→ Directions: Pull out each line of the records holding the string "name".

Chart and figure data
....

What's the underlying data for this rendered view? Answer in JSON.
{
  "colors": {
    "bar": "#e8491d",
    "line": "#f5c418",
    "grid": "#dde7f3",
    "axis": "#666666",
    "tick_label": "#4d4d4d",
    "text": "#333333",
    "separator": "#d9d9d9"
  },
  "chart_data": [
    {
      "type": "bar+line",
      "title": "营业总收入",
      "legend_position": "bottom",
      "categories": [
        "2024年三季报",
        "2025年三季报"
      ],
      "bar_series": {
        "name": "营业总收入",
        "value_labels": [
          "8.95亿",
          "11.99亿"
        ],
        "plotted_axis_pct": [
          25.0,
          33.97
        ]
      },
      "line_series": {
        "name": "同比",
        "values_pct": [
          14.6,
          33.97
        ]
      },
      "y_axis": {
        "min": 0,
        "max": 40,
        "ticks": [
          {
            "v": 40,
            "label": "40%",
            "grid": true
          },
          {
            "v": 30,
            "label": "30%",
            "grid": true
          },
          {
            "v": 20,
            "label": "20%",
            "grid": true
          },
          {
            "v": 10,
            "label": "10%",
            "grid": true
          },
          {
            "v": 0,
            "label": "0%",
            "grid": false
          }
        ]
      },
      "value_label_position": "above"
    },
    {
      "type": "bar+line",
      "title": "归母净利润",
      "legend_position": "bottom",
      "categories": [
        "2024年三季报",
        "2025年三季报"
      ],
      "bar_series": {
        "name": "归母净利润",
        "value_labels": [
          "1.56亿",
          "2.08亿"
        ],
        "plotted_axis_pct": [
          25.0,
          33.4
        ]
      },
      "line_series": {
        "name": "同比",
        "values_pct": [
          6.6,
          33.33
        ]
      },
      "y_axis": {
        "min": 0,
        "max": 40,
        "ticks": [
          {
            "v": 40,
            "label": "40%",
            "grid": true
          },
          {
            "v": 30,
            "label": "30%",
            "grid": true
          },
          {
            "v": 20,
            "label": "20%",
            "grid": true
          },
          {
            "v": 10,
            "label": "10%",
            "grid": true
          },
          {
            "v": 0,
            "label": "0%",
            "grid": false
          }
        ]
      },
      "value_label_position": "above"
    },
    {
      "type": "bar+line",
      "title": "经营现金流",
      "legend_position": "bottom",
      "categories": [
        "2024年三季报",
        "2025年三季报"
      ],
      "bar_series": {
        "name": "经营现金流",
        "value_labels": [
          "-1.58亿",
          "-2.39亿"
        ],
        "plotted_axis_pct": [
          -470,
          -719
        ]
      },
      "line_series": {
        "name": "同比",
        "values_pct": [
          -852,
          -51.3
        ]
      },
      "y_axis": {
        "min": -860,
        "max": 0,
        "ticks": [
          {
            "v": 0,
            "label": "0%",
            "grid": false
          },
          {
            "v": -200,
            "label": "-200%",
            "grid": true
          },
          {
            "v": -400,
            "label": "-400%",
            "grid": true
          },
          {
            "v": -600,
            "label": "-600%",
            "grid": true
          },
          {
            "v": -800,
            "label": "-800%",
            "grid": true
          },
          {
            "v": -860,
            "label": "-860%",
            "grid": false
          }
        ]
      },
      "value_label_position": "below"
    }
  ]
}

....

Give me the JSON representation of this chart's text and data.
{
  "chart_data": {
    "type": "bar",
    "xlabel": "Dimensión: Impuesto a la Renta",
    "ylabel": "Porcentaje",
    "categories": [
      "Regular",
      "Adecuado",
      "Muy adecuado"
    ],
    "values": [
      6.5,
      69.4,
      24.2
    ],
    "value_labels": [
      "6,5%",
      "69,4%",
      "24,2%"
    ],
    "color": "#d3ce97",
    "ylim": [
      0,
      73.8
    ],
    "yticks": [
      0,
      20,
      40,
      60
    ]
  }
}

....

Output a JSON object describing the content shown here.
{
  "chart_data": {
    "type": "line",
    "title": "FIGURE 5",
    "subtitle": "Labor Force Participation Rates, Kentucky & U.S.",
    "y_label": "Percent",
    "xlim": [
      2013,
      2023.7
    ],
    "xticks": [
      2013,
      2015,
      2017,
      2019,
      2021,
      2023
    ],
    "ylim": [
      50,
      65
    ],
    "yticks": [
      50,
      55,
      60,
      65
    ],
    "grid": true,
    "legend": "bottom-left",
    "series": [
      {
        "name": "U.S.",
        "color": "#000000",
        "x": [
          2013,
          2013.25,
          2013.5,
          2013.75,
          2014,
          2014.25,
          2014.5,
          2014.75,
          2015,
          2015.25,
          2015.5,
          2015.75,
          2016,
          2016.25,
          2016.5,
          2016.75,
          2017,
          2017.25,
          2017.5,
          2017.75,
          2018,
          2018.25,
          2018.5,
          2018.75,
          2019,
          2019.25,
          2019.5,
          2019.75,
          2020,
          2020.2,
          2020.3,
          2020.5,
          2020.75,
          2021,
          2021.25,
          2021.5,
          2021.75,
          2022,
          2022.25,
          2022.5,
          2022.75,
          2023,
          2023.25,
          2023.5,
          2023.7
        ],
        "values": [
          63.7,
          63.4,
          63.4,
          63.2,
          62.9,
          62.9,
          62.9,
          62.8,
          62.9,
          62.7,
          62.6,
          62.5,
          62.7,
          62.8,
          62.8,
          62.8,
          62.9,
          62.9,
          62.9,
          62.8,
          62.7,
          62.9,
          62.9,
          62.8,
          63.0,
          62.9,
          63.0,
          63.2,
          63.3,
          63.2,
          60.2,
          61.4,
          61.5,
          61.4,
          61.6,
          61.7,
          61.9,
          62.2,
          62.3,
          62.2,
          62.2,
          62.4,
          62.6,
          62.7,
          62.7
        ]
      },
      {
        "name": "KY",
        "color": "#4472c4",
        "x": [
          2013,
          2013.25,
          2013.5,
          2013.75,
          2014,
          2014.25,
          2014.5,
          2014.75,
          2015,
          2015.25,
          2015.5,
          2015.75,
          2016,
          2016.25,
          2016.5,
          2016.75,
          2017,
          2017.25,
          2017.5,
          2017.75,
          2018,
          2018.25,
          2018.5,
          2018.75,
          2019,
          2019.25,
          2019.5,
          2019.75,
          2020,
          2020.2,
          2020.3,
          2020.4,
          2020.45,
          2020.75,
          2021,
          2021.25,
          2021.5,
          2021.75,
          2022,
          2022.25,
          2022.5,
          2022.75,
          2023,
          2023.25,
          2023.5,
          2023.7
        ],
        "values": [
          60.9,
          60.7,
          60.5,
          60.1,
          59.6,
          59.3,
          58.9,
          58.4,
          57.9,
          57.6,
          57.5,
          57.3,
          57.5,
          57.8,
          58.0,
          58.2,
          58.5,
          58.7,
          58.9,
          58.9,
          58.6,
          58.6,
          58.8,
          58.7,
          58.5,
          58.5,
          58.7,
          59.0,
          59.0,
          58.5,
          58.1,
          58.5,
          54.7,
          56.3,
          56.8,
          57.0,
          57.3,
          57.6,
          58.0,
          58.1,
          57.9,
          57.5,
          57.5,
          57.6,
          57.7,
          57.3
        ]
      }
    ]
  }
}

....

→ Finished answer:
        "name": "营业总收入",
        "name": "同比",
        "name": "归母净利润",
        "name": "同比",
        "name": "经营现金流",
        "name": "同比",
        "name": "U.S.",
        "name": "KY",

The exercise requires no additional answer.